**SUPPLIED MATERIAL**
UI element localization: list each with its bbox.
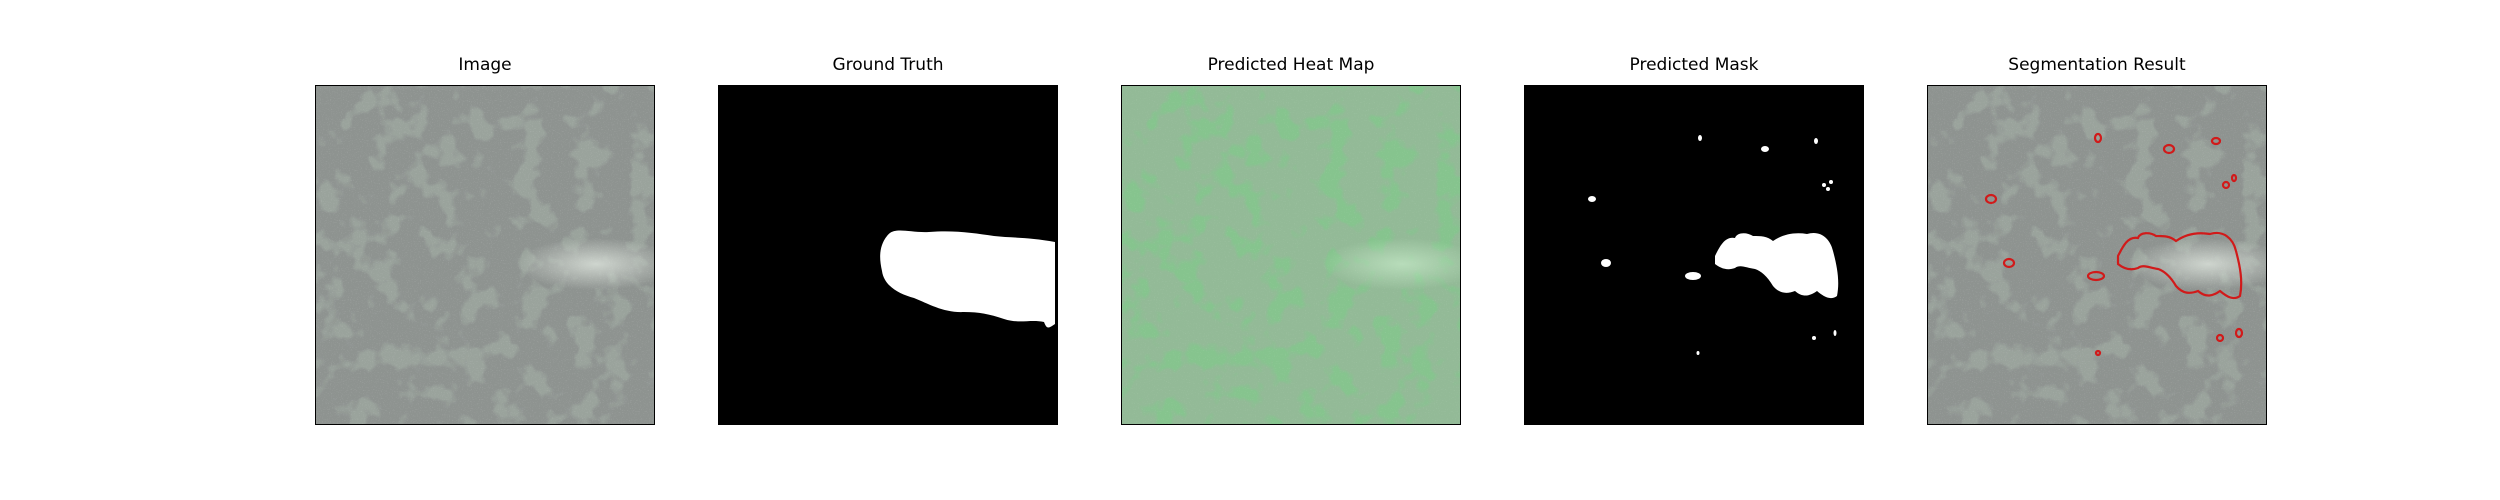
contour-main	[2116, 231, 2243, 300]
segmentation-contours	[1984, 132, 2244, 357]
mask-regions	[1588, 135, 1839, 355]
panel-title-segmentation: Segmentation Result	[2008, 55, 2186, 75]
image-heat-map	[1121, 85, 1461, 425]
ground-truth-region	[880, 230, 1055, 328]
panel-title-image: Image	[458, 55, 512, 75]
panel-title-heat-map: Predicted Heat Map	[1207, 55, 1375, 75]
image-ground-truth	[718, 85, 1058, 425]
panel-title-ground-truth: Ground Truth	[832, 55, 944, 75]
image-predicted-mask	[1524, 85, 1864, 425]
panel-title-mask: Predicted Mask	[1629, 55, 1759, 75]
mask-main-region	[1715, 232, 1839, 299]
image-segmentation-result	[1927, 85, 2267, 425]
image-original	[315, 85, 655, 425]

**INSTRUCTIONS FOR THE TASK**
Rewrite the material from the line with "231, 2243, 300]" to the line with "55, 1759, 75]", both included, as a numbered list, skipping any blank lines.

**CORRECT RESULT**
1. contour-main	[2116, 231, 2243, 300]
2. segmentation-contours	[1984, 132, 2244, 357]
3. mask-regions	[1588, 135, 1839, 355]
4. panel-title-segmentation: Segmentation Result	[2008, 55, 2186, 75]
5. image-heat-map	[1121, 85, 1461, 425]
6. ground-truth-region	[880, 230, 1055, 328]
7. panel-title-image: Image	[458, 55, 512, 75]
8. panel-title-heat-map: Predicted Heat Map	[1207, 55, 1375, 75]
9. image-ground-truth	[718, 85, 1058, 425]
10. panel-title-ground-truth: Ground Truth	[832, 55, 944, 75]
11. image-predicted-mask	[1524, 85, 1864, 425]
12. panel-title-mask: Predicted Mask	[1629, 55, 1759, 75]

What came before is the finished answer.